═════ INFORMATION SHOWN ═════
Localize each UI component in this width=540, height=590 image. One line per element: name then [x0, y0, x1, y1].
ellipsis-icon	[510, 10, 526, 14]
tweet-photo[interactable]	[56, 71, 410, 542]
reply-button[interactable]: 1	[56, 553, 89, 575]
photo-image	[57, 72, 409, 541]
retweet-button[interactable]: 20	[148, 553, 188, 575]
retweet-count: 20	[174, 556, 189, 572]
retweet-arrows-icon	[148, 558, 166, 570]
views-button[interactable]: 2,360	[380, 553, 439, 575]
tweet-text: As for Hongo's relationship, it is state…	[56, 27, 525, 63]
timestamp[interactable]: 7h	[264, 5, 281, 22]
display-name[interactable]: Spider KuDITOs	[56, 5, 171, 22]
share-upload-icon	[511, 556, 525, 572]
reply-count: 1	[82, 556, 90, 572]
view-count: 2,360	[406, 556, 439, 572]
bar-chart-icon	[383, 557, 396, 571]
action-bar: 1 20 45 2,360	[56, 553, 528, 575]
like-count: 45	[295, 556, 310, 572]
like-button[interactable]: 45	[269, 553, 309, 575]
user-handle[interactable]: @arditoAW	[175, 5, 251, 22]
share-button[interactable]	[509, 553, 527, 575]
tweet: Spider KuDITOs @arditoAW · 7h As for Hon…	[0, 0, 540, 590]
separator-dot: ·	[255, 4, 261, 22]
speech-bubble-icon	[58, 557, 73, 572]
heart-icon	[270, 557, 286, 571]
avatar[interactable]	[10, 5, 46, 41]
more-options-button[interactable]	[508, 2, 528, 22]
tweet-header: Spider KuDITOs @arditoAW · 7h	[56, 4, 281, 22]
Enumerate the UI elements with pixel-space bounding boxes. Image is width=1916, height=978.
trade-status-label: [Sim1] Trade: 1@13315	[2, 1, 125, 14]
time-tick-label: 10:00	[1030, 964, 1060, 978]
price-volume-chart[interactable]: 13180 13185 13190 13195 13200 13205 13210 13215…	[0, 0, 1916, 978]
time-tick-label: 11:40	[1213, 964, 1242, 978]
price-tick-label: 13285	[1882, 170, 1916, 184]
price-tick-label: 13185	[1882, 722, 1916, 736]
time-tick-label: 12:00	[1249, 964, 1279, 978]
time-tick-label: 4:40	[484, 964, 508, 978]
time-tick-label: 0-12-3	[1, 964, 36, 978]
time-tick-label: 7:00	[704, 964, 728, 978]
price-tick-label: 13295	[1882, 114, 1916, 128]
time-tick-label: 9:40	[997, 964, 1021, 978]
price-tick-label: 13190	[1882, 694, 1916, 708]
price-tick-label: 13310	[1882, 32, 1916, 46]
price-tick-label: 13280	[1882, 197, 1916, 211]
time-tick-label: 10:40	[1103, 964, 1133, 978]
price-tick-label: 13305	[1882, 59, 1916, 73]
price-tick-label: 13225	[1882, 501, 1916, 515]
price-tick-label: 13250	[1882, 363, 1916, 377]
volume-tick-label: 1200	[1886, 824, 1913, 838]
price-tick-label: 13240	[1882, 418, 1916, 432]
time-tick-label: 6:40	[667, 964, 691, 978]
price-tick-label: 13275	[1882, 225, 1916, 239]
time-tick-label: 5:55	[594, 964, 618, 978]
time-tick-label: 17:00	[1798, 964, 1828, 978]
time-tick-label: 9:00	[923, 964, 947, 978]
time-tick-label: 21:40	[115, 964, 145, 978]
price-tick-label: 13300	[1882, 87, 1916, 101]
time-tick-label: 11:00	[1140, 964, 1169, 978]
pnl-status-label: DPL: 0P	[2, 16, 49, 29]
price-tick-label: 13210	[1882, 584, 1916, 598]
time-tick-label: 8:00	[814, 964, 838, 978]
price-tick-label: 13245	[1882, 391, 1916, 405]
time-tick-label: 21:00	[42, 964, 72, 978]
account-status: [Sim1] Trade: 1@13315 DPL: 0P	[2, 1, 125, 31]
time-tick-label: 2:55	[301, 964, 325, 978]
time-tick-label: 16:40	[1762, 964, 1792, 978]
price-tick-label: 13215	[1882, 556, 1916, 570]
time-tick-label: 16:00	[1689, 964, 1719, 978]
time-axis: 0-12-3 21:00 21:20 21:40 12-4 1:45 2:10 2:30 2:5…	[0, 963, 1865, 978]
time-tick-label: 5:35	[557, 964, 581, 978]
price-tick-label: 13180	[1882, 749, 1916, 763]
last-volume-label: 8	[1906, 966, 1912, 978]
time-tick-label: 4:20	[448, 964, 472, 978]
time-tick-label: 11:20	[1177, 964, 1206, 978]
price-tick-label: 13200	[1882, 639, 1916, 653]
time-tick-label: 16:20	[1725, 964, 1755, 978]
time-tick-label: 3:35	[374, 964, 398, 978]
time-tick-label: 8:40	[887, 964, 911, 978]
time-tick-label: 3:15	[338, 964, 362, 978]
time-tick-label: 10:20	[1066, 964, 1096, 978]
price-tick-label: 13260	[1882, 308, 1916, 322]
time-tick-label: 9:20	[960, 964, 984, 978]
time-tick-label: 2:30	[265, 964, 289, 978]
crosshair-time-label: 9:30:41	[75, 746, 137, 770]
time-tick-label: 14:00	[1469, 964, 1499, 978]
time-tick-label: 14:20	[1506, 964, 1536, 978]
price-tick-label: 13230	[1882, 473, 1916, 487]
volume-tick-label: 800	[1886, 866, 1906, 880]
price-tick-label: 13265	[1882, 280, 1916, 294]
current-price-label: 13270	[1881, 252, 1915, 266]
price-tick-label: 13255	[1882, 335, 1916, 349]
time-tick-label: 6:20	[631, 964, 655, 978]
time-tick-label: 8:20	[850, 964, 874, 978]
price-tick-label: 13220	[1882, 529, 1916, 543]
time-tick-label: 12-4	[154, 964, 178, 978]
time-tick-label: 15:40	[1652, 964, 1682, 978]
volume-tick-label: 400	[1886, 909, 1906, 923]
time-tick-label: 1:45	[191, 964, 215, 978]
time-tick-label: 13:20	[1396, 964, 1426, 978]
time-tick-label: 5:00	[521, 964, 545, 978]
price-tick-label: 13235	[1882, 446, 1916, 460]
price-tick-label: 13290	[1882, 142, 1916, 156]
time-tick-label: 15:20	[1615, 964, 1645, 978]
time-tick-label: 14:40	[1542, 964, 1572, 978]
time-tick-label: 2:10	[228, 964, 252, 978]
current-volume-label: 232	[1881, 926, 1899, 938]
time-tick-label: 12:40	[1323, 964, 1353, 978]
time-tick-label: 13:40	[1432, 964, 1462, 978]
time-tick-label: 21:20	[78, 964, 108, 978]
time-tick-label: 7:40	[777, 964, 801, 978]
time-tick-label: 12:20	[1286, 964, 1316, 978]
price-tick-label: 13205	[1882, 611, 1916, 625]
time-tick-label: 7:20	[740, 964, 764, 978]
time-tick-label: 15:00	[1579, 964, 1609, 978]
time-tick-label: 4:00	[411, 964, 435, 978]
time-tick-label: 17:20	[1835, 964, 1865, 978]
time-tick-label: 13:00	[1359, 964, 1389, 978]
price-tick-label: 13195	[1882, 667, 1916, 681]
═════
YOUR GOAL: Print these lines again, unchanged, from first to last.

REPLY TO THE EXERCISE:
Localize each UI component in this width=540, height=590 image. One line per element: name then [x0, y0, x1, y1].
ellipsis-icon	[510, 10, 526, 14]
tweet-photo[interactable]	[56, 71, 410, 542]
reply-button[interactable]: 1	[56, 553, 89, 575]
photo-image	[57, 72, 409, 541]
retweet-button[interactable]: 20	[148, 553, 188, 575]
retweet-count: 20	[174, 556, 189, 572]
retweet-arrows-icon	[148, 558, 166, 570]
views-button[interactable]: 2,360	[380, 553, 439, 575]
tweet-text: As for Hongo's relationship, it is state…	[56, 27, 525, 63]
timestamp[interactable]: 7h	[264, 5, 281, 22]
display-name[interactable]: Spider KuDITOs	[56, 5, 171, 22]
share-upload-icon	[511, 556, 525, 572]
reply-count: 1	[82, 556, 90, 572]
view-count: 2,360	[406, 556, 439, 572]
bar-chart-icon	[383, 557, 396, 571]
action-bar: 1 20 45 2,360	[56, 553, 528, 575]
like-count: 45	[295, 556, 310, 572]
like-button[interactable]: 45	[269, 553, 309, 575]
user-handle[interactable]: @arditoAW	[175, 5, 251, 22]
share-button[interactable]	[509, 553, 527, 575]
tweet: Spider KuDITOs @arditoAW · 7h As for Hon…	[0, 0, 540, 590]
separator-dot: ·	[255, 4, 261, 22]
speech-bubble-icon	[58, 557, 73, 572]
heart-icon	[270, 557, 286, 571]
avatar[interactable]	[10, 5, 46, 41]
more-options-button[interactable]	[508, 2, 528, 22]
tweet-header: Spider KuDITOs @arditoAW · 7h	[56, 4, 281, 22]
Enumerate the UI elements with pixel-space bounding boxes. Image is width=1916, height=978.
trade-status-label: [Sim1] Trade: 1@13315	[2, 1, 125, 14]
time-tick-label: 10:00	[1030, 964, 1060, 978]
price-volume-chart[interactable]: 13180 13185 13190 13195 13200 13205 13210 13215…	[0, 0, 1916, 978]
time-tick-label: 11:40	[1213, 964, 1242, 978]
price-tick-label: 13285	[1882, 170, 1916, 184]
price-tick-label: 13185	[1882, 722, 1916, 736]
time-tick-label: 12:00	[1249, 964, 1279, 978]
time-tick-label: 4:40	[484, 964, 508, 978]
time-tick-label: 0-12-3	[1, 964, 36, 978]
time-tick-label: 7:00	[704, 964, 728, 978]
price-tick-label: 13295	[1882, 114, 1916, 128]
time-tick-label: 9:40	[997, 964, 1021, 978]
price-tick-label: 13190	[1882, 694, 1916, 708]
price-tick-label: 13310	[1882, 32, 1916, 46]
price-tick-label: 13280	[1882, 197, 1916, 211]
time-tick-label: 10:40	[1103, 964, 1133, 978]
price-tick-label: 13305	[1882, 59, 1916, 73]
price-tick-label: 13225	[1882, 501, 1916, 515]
price-tick-label: 13250	[1882, 363, 1916, 377]
volume-tick-label: 1200	[1886, 824, 1913, 838]
price-tick-label: 13240	[1882, 418, 1916, 432]
time-tick-label: 6:40	[667, 964, 691, 978]
price-tick-label: 13275	[1882, 225, 1916, 239]
time-tick-label: 5:55	[594, 964, 618, 978]
time-tick-label: 17:00	[1798, 964, 1828, 978]
time-tick-label: 9:00	[923, 964, 947, 978]
time-tick-label: 21:40	[115, 964, 145, 978]
price-tick-label: 13300	[1882, 87, 1916, 101]
time-tick-label: 11:00	[1140, 964, 1169, 978]
pnl-status-label: DPL: 0P	[2, 16, 49, 29]
price-tick-label: 13210	[1882, 584, 1916, 598]
time-tick-label: 8:00	[814, 964, 838, 978]
price-tick-label: 13245	[1882, 391, 1916, 405]
time-tick-label: 21:00	[42, 964, 72, 978]
account-status: [Sim1] Trade: 1@13315 DPL: 0P	[2, 1, 125, 31]
time-tick-label: 2:55	[301, 964, 325, 978]
time-tick-label: 16:40	[1762, 964, 1792, 978]
price-tick-label: 13215	[1882, 556, 1916, 570]
time-tick-label: 16:00	[1689, 964, 1719, 978]
time-axis: 0-12-3 21:00 21:20 21:40 12-4 1:45 2:10 2:30 2:5…	[0, 963, 1865, 978]
time-tick-label: 5:35	[557, 964, 581, 978]
price-tick-label: 13180	[1882, 749, 1916, 763]
last-volume-label: 8	[1906, 966, 1912, 978]
time-tick-label: 4:20	[448, 964, 472, 978]
time-tick-label: 11:20	[1177, 964, 1206, 978]
price-tick-label: 13200	[1882, 639, 1916, 653]
time-tick-label: 16:20	[1725, 964, 1755, 978]
time-tick-label: 3:35	[374, 964, 398, 978]
time-tick-label: 8:40	[887, 964, 911, 978]
time-tick-label: 3:15	[338, 964, 362, 978]
time-tick-label: 10:20	[1066, 964, 1096, 978]
price-tick-label: 13260	[1882, 308, 1916, 322]
time-tick-label: 9:20	[960, 964, 984, 978]
time-tick-label: 2:30	[265, 964, 289, 978]
crosshair-time-label: 9:30:41	[75, 746, 137, 770]
time-tick-label: 14:00	[1469, 964, 1499, 978]
time-tick-label: 14:20	[1506, 964, 1536, 978]
price-tick-label: 13230	[1882, 473, 1916, 487]
volume-tick-label: 800	[1886, 866, 1906, 880]
price-tick-label: 13265	[1882, 280, 1916, 294]
current-price-label: 13270	[1881, 252, 1915, 266]
price-tick-label: 13255	[1882, 335, 1916, 349]
time-tick-label: 6:20	[631, 964, 655, 978]
time-tick-label: 8:20	[850, 964, 874, 978]
price-tick-label: 13220	[1882, 529, 1916, 543]
time-tick-label: 12-4	[154, 964, 178, 978]
time-tick-label: 15:40	[1652, 964, 1682, 978]
volume-tick-label: 400	[1886, 909, 1906, 923]
time-tick-label: 1:45	[191, 964, 215, 978]
time-tick-label: 13:20	[1396, 964, 1426, 978]
time-tick-label: 5:00	[521, 964, 545, 978]
price-tick-label: 13235	[1882, 446, 1916, 460]
price-tick-label: 13290	[1882, 142, 1916, 156]
time-tick-label: 15:20	[1615, 964, 1645, 978]
time-tick-label: 14:40	[1542, 964, 1572, 978]
time-tick-label: 2:10	[228, 964, 252, 978]
current-volume-label: 232	[1881, 926, 1899, 938]
time-tick-label: 12:40	[1323, 964, 1353, 978]
time-tick-label: 13:40	[1432, 964, 1462, 978]
time-tick-label: 21:20	[78, 964, 108, 978]
time-tick-label: 7:40	[777, 964, 801, 978]
time-tick-label: 12:20	[1286, 964, 1316, 978]
price-tick-label: 13205	[1882, 611, 1916, 625]
time-tick-label: 7:20	[740, 964, 764, 978]
time-tick-label: 15:00	[1579, 964, 1609, 978]
time-tick-label: 4:00	[411, 964, 435, 978]
time-tick-label: 17:20	[1835, 964, 1865, 978]
time-tick-label: 13:00	[1359, 964, 1389, 978]
price-tick-label: 13195	[1882, 667, 1916, 681]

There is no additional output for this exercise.